Aim >> Restate the records that follow word for word; no pictures should appear.

Data for this exercise >>
= = =

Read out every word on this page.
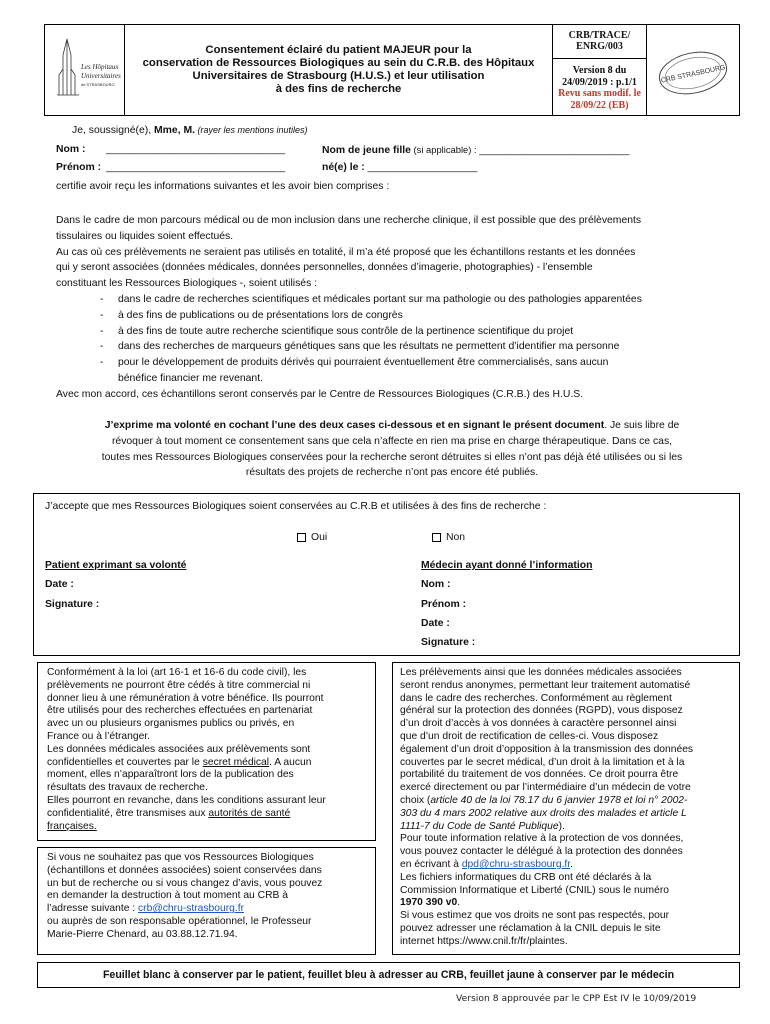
Les Hôpitaux
Universitaires
de STRASBOURG
Consentement éclairé du patient MAJEUR pour la
conservation de Ressources Biologiques au sein du C.R.B. des Hôpitaux
Universitaires de Strasbourg (H.U.S.) et leur utilisation
à des fins de recherche
CRB/TRACE/
ENRG/003
Version 8 du
24/09/2019 : p.1/1
Revu sans modif. le
28/09/22 (EB)
CRB STRASBOURG
Je, soussigné(e), Mme, M. (rayer les mentions inutiles)
Nom : _______________________________	Nom de jeune fille (si applicable) : __________________________
Prénom : _______________________________	né(e) le : ___________________
certifie avoir reçu les informations suivantes et les avoir bien comprises :
Dans le cadre de mon parcours médical ou de mon inclusion dans une recherche clinique, il est possible que des prélèvements
tissulaires ou liquides soient effectués.
Au cas où ces prélèvements ne seraient pas utilisés en totalité, il m’a été proposé que les échantillons restants et les données
qui y seront associées (données médicales, données personnelles, données d’imagerie, photographies) - l’ensemble
constituant les Ressources Biologiques -, soient utilisés :
- dans le cadre de recherches scientifiques et médicales portant sur ma pathologie ou des pathologies apparentées
- à des fins de publications ou de présentations lors de congrès
- à des fins de toute autre recherche scientifique sous contrôle de la pertinence scientifique du projet
- dans des recherches de marqueurs génétiques sans que les résultats ne permettent d’identifier ma personne
- pour le développement de produits dérivés qui pourraient éventuellement être commercialisés, sans aucun
bénéfice financier me revenant.
Avec mon accord, ces échantillons seront conservés par le Centre de Ressources Biologiques (C.R.B.) des H.U.S.
J’exprime ma volonté en cochant l’une des deux cases ci-dessous et en signant le présent document. Je suis libre de
révoquer à tout moment ce consentement sans que cela n’affecte en rien ma prise en charge thérapeutique. Dans ce cas,
toutes mes Ressources Biologiques conservées pour la recherche seront détruites si elles n’ont pas déjà été utilisées ou si les
résultats des projets de recherche n’ont pas encore été publiés.
J’accepte que mes Ressources Biologiques soient conservées au C.R.B et utilisées à des fins de recherche :
Oui	Non
Patient exprimant sa volonté
Date :
Signature :
Médecin ayant donné l’information
Nom :
Prénom :
Date :
Signature :
Conformément à la loi (art 16-1 et 16-6 du code civil), les
prélèvements ne pourront être cédés à titre commercial ni
donner lieu à une rémunération à votre bénéfice. Ils pourront
être utilisés pour des recherches effectuées en partenariat
avec un ou plusieurs organismes publics ou privés, en
France ou à l’étranger.
Les données médicales associées aux prélèvements sont
confidentielles et couvertes par le secret médical. A aucun
moment, elles n’apparaîtront lors de la publication des
résultats des travaux de recherche.
Elles pourront en revanche, dans les conditions assurant leur
confidentialité, être transmises aux autorités de santé
françaises.
Si vous ne souhaitez pas que vos Ressources Biologiques
(échantillons et données associées) soient conservées dans
un but de recherche ou si vous changez d’avis, vous pouvez
en demander la destruction à tout moment au CRB à
l’adresse suivante : crb@chru-strasbourg.fr
ou auprès de son responsable opérationnel, le Professeur
Marie-Pierre Chenard, au 03.88.12.71.94.
Les prélèvements ainsi que les données médicales associées
seront rendus anonymes, permettant leur traitement automatisé
dans le cadre des recherches. Conformément au règlement
général sur la protection des données (RGPD), vous disposez
d’un droit d’accès à vos données à caractère personnel ainsi
que d’un droit de rectification de celles-ci. Vous disposez
également d’un droit d’opposition à la transmission des données
couvertes par le secret médical, d’un droit à la limitation et à la
portabilité du traitement de vos données. Ce droit pourra être
exercé directement ou par l’intermédiaire d’un médecin de votre
choix (article 40 de la loi 78.17 du 6 janvier 1978 et loi n° 2002-
303 du 4 mars 2002 relative aux droits des malades et article L
1111-7 du Code de Santé Publique).
Pour toute information relative à la protection de vos données,
vous pouvez contacter le délégué à la protection des données
en écrivant à dpd@chru-strasbourg.fr.
Les fichiers informatiques du CRB ont été déclarés à la
Commission Informatique et Liberté (CNIL) sous le numéro
1970 390 v0.
Si vous estimez que vos droits ne sont pas respectés, pour
pouvez adresser une réclamation à la CNIL depuis le site
internet https://www.cnil.fr/fr/plaintes.
Feuillet blanc à conserver par le patient, feuillet bleu à adresser au CRB, feuillet jaune à conserver par le médecin
Version 8 approuvée par le CPP Est IV le 10/09/2019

= = =

Result of this exercise >>
Read out every word on this page.
Les Hôpitaux
Universitaires
de STRASBOURG
Consentement éclairé du patient MAJEUR pour la
conservation de Ressources Biologiques au sein du C.R.B. des Hôpitaux
Universitaires de Strasbourg (H.U.S.) et leur utilisation
à des fins de recherche
CRB/TRACE/
ENRG/003
Version 8 du
24/09/2019 : p.1/1
Revu sans modif. le
28/09/22 (EB)
CRB STRASBOURG
Je, soussigné(e), Mme, M. (rayer les mentions inutiles)
Nom : _______________________________	Nom de jeune fille (si applicable) : __________________________
Prénom : _______________________________	né(e) le : ___________________
certifie avoir reçu les informations suivantes et les avoir bien comprises :
Dans le cadre de mon parcours médical ou de mon inclusion dans une recherche clinique, il est possible que des prélèvements
tissulaires ou liquides soient effectués.
Au cas où ces prélèvements ne seraient pas utilisés en totalité, il m’a été proposé que les échantillons restants et les données
qui y seront associées (données médicales, données personnelles, données d’imagerie, photographies) - l’ensemble
constituant les Ressources Biologiques -, soient utilisés :
- dans le cadre de recherches scientifiques et médicales portant sur ma pathologie ou des pathologies apparentées
- à des fins de publications ou de présentations lors de congrès
- à des fins de toute autre recherche scientifique sous contrôle de la pertinence scientifique du projet
- dans des recherches de marqueurs génétiques sans que les résultats ne permettent d’identifier ma personne
- pour le développement de produits dérivés qui pourraient éventuellement être commercialisés, sans aucun
bénéfice financier me revenant.
Avec mon accord, ces échantillons seront conservés par le Centre de Ressources Biologiques (C.R.B.) des H.U.S.
J’exprime ma volonté en cochant l’une des deux cases ci-dessous et en signant le présent document. Je suis libre de
révoquer à tout moment ce consentement sans que cela n’affecte en rien ma prise en charge thérapeutique. Dans ce cas,
toutes mes Ressources Biologiques conservées pour la recherche seront détruites si elles n’ont pas déjà été utilisées ou si les
résultats des projets de recherche n’ont pas encore été publiés.
J’accepte que mes Ressources Biologiques soient conservées au C.R.B et utilisées à des fins de recherche :
Oui	Non
Patient exprimant sa volonté
Date :
Signature :
Médecin ayant donné l’information
Nom :
Prénom :
Date :
Signature :
Conformément à la loi (art 16-1 et 16-6 du code civil), les
prélèvements ne pourront être cédés à titre commercial ni
donner lieu à une rémunération à votre bénéfice. Ils pourront
être utilisés pour des recherches effectuées en partenariat
avec un ou plusieurs organismes publics ou privés, en
France ou à l’étranger.
Les données médicales associées aux prélèvements sont
confidentielles et couvertes par le secret médical. A aucun
moment, elles n’apparaîtront lors de la publication des
résultats des travaux de recherche.
Elles pourront en revanche, dans les conditions assurant leur
confidentialité, être transmises aux autorités de santé
françaises.
Si vous ne souhaitez pas que vos Ressources Biologiques
(échantillons et données associées) soient conservées dans
un but de recherche ou si vous changez d’avis, vous pouvez
en demander la destruction à tout moment au CRB à
l’adresse suivante : crb@chru-strasbourg.fr
ou auprès de son responsable opérationnel, le Professeur
Marie-Pierre Chenard, au 03.88.12.71.94.
Les prélèvements ainsi que les données médicales associées
seront rendus anonymes, permettant leur traitement automatisé
dans le cadre des recherches. Conformément au règlement
général sur la protection des données (RGPD), vous disposez
d’un droit d’accès à vos données à caractère personnel ainsi
que d’un droit de rectification de celles-ci. Vous disposez
également d’un droit d’opposition à la transmission des données
couvertes par le secret médical, d’un droit à la limitation et à la
portabilité du traitement de vos données. Ce droit pourra être
exercé directement ou par l’intermédiaire d’un médecin de votre
choix (article 40 de la loi 78.17 du 6 janvier 1978 et loi n° 2002-
303 du 4 mars 2002 relative aux droits des malades et article L
1111-7 du Code de Santé Publique).
Pour toute information relative à la protection de vos données,
vous pouvez contacter le délégué à la protection des données
en écrivant à dpd@chru-strasbourg.fr.
Les fichiers informatiques du CRB ont été déclarés à la
Commission Informatique et Liberté (CNIL) sous le numéro
1970 390 v0.
Si vous estimez que vos droits ne sont pas respectés, pour
pouvez adresser une réclamation à la CNIL depuis le site
internet https://www.cnil.fr/fr/plaintes.
Feuillet blanc à conserver par le patient, feuillet bleu à adresser au CRB, feuillet jaune à conserver par le médecin
Version 8 approuvée par le CPP Est IV le 10/09/2019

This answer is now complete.